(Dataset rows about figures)
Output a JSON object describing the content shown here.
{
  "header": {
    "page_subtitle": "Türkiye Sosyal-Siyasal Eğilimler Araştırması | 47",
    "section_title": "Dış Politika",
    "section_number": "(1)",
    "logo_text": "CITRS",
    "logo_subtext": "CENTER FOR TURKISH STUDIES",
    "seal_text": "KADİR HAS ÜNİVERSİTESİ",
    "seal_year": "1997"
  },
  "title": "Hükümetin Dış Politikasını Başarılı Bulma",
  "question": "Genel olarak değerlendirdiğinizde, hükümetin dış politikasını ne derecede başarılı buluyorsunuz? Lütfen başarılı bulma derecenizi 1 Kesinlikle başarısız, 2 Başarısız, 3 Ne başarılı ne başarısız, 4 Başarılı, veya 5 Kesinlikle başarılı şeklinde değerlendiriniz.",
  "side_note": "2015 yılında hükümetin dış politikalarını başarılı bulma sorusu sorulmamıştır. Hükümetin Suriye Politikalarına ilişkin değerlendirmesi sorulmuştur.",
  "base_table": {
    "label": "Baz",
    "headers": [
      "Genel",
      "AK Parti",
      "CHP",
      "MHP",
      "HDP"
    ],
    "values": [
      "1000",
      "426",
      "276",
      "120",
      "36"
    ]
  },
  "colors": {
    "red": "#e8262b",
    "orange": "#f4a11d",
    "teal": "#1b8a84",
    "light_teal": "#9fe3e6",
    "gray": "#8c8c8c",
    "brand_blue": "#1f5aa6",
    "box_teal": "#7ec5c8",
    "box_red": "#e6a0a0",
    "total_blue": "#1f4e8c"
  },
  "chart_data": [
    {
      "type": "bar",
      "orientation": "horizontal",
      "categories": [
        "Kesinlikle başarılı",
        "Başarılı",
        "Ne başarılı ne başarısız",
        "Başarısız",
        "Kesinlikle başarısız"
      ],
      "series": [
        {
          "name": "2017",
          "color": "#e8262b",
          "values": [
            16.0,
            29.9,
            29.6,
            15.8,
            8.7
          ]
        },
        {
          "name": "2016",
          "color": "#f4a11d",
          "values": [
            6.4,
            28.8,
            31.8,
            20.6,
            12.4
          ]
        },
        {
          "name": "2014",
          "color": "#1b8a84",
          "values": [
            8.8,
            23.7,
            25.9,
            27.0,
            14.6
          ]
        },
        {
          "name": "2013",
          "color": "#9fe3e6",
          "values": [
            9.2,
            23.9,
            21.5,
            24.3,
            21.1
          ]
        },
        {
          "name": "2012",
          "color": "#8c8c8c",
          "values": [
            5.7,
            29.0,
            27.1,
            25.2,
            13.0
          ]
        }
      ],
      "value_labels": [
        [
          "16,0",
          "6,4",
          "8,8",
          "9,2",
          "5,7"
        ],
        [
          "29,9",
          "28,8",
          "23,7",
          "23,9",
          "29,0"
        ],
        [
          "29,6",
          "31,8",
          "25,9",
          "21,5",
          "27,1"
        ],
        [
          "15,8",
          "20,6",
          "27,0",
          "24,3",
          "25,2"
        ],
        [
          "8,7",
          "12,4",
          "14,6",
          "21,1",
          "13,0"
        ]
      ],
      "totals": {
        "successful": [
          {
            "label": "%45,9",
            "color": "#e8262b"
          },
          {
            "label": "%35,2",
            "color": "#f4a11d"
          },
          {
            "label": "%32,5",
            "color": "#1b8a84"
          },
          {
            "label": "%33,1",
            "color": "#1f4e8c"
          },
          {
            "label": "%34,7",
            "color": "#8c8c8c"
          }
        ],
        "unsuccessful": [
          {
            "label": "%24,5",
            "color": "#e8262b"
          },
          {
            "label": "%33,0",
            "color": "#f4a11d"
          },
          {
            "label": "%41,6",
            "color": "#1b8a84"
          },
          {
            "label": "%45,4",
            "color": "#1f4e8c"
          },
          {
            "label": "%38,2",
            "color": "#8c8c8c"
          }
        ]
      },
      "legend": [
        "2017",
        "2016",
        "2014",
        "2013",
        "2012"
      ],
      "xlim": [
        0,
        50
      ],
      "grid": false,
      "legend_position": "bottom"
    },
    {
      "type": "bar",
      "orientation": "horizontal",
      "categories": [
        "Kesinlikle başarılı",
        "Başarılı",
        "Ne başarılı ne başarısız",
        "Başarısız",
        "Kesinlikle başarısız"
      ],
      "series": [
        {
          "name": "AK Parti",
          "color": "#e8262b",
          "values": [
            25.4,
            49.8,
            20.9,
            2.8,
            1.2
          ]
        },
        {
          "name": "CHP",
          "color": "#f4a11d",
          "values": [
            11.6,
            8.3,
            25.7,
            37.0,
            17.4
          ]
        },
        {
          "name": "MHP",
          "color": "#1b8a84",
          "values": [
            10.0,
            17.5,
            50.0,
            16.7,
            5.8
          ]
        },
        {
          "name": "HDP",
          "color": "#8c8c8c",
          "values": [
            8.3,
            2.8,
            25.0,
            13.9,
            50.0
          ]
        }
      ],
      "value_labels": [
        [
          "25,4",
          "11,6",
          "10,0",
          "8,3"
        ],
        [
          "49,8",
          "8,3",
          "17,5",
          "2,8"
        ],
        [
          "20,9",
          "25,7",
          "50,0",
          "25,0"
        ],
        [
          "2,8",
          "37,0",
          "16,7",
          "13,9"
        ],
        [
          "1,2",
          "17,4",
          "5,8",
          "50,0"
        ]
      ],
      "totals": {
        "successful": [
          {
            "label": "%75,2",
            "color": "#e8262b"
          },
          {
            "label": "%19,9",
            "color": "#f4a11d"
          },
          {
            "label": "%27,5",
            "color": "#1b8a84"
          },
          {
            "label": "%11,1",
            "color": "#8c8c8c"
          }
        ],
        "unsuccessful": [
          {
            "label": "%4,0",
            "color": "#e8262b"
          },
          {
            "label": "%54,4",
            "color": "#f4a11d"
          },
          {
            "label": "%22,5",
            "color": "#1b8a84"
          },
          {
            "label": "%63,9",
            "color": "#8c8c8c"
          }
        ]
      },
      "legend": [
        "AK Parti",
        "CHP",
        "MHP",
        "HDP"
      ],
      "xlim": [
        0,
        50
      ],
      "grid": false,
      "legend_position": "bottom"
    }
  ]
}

▶ [What you have to do] Each record above should be returned exactly as it appears.

▶ [Solution for this exercise]
Output a JSON object describing the content shown here.
{
  "header": {
    "page_subtitle": "Türkiye Sosyal-Siyasal Eğilimler Araştırması | 47",
    "section_title": "Dış Politika",
    "section_number": "(1)",
    "logo_text": "CITRS",
    "logo_subtext": "CENTER FOR TURKISH STUDIES",
    "seal_text": "KADİR HAS ÜNİVERSİTESİ",
    "seal_year": "1997"
  },
  "title": "Hükümetin Dış Politikasını Başarılı Bulma",
  "question": "Genel olarak değerlendirdiğinizde, hükümetin dış politikasını ne derecede başarılı buluyorsunuz? Lütfen başarılı bulma derecenizi 1 Kesinlikle başarısız, 2 Başarısız, 3 Ne başarılı ne başarısız, 4 Başarılı, veya 5 Kesinlikle başarılı şeklinde değerlendiriniz.",
  "side_note": "2015 yılında hükümetin dış politikalarını başarılı bulma sorusu sorulmamıştır. Hükümetin Suriye Politikalarına ilişkin değerlendirmesi sorulmuştur.",
  "base_table": {
    "label": "Baz",
    "headers": [
      "Genel",
      "AK Parti",
      "CHP",
      "MHP",
      "HDP"
    ],
    "values": [
      "1000",
      "426",
      "276",
      "120",
      "36"
    ]
  },
  "colors": {
    "red": "#e8262b",
    "orange": "#f4a11d",
    "teal": "#1b8a84",
    "light_teal": "#9fe3e6",
    "gray": "#8c8c8c",
    "brand_blue": "#1f5aa6",
    "box_teal": "#7ec5c8",
    "box_red": "#e6a0a0",
    "total_blue": "#1f4e8c"
  },
  "chart_data": [
    {
      "type": "bar",
      "orientation": "horizontal",
      "categories": [
        "Kesinlikle başarılı",
        "Başarılı",
        "Ne başarılı ne başarısız",
        "Başarısız",
        "Kesinlikle başarısız"
      ],
      "series": [
        {
          "name": "2017",
          "color": "#e8262b",
          "values": [
            16.0,
            29.9,
            29.6,
            15.8,
            8.7
          ]
        },
        {
          "name": "2016",
          "color": "#f4a11d",
          "values": [
            6.4,
            28.8,
            31.8,
            20.6,
            12.4
          ]
        },
        {
          "name": "2014",
          "color": "#1b8a84",
          "values": [
            8.8,
            23.7,
            25.9,
            27.0,
            14.6
          ]
        },
        {
          "name": "2013",
          "color": "#9fe3e6",
          "values": [
            9.2,
            23.9,
            21.5,
            24.3,
            21.1
          ]
        },
        {
          "name": "2012",
          "color": "#8c8c8c",
          "values": [
            5.7,
            29.0,
            27.1,
            25.2,
            13.0
          ]
        }
      ],
      "value_labels": [
        [
          "16,0",
          "6,4",
          "8,8",
          "9,2",
          "5,7"
        ],
        [
          "29,9",
          "28,8",
          "23,7",
          "23,9",
          "29,0"
        ],
        [
          "29,6",
          "31,8",
          "25,9",
          "21,5",
          "27,1"
        ],
        [
          "15,8",
          "20,6",
          "27,0",
          "24,3",
          "25,2"
        ],
        [
          "8,7",
          "12,4",
          "14,6",
          "21,1",
          "13,0"
        ]
      ],
      "totals": {
        "successful": [
          {
            "label": "%45,9",
            "color": "#e8262b"
          },
          {
            "label": "%35,2",
            "color": "#f4a11d"
          },
          {
            "label": "%32,5",
            "color": "#1b8a84"
          },
          {
            "label": "%33,1",
            "color": "#1f4e8c"
          },
          {
            "label": "%34,7",
            "color": "#8c8c8c"
          }
        ],
        "unsuccessful": [
          {
            "label": "%24,5",
            "color": "#e8262b"
          },
          {
            "label": "%33,0",
            "color": "#f4a11d"
          },
          {
            "label": "%41,6",
            "color": "#1b8a84"
          },
          {
            "label": "%45,4",
            "color": "#1f4e8c"
          },
          {
            "label": "%38,2",
            "color": "#8c8c8c"
          }
        ]
      },
      "legend": [
        "2017",
        "2016",
        "2014",
        "2013",
        "2012"
      ],
      "xlim": [
        0,
        50
      ],
      "grid": false,
      "legend_position": "bottom"
    },
    {
      "type": "bar",
      "orientation": "horizontal",
      "categories": [
        "Kesinlikle başarılı",
        "Başarılı",
        "Ne başarılı ne başarısız",
        "Başarısız",
        "Kesinlikle başarısız"
      ],
      "series": [
        {
          "name": "AK Parti",
          "color": "#e8262b",
          "values": [
            25.4,
            49.8,
            20.9,
            2.8,
            1.2
          ]
        },
        {
          "name": "CHP",
          "color": "#f4a11d",
          "values": [
            11.6,
            8.3,
            25.7,
            37.0,
            17.4
          ]
        },
        {
          "name": "MHP",
          "color": "#1b8a84",
          "values": [
            10.0,
            17.5,
            50.0,
            16.7,
            5.8
          ]
        },
        {
          "name": "HDP",
          "color": "#8c8c8c",
          "values": [
            8.3,
            2.8,
            25.0,
            13.9,
            50.0
          ]
        }
      ],
      "value_labels": [
        [
          "25,4",
          "11,6",
          "10,0",
          "8,3"
        ],
        [
          "49,8",
          "8,3",
          "17,5",
          "2,8"
        ],
        [
          "20,9",
          "25,7",
          "50,0",
          "25,0"
        ],
        [
          "2,8",
          "37,0",
          "16,7",
          "13,9"
        ],
        [
          "1,2",
          "17,4",
          "5,8",
          "50,0"
        ]
      ],
      "totals": {
        "successful": [
          {
            "label": "%75,2",
            "color": "#e8262b"
          },
          {
            "label": "%19,9",
            "color": "#f4a11d"
          },
          {
            "label": "%27,5",
            "color": "#1b8a84"
          },
          {
            "label": "%11,1",
            "color": "#8c8c8c"
          }
        ],
        "unsuccessful": [
          {
            "label": "%4,0",
            "color": "#e8262b"
          },
          {
            "label": "%54,4",
            "color": "#f4a11d"
          },
          {
            "label": "%22,5",
            "color": "#1b8a84"
          },
          {
            "label": "%63,9",
            "color": "#8c8c8c"
          }
        ]
      },
      "legend": [
        "AK Parti",
        "CHP",
        "MHP",
        "HDP"
      ],
      "xlim": [
        0,
        50
      ],
      "grid": false,
      "legend_position": "bottom"
    }
  ]
}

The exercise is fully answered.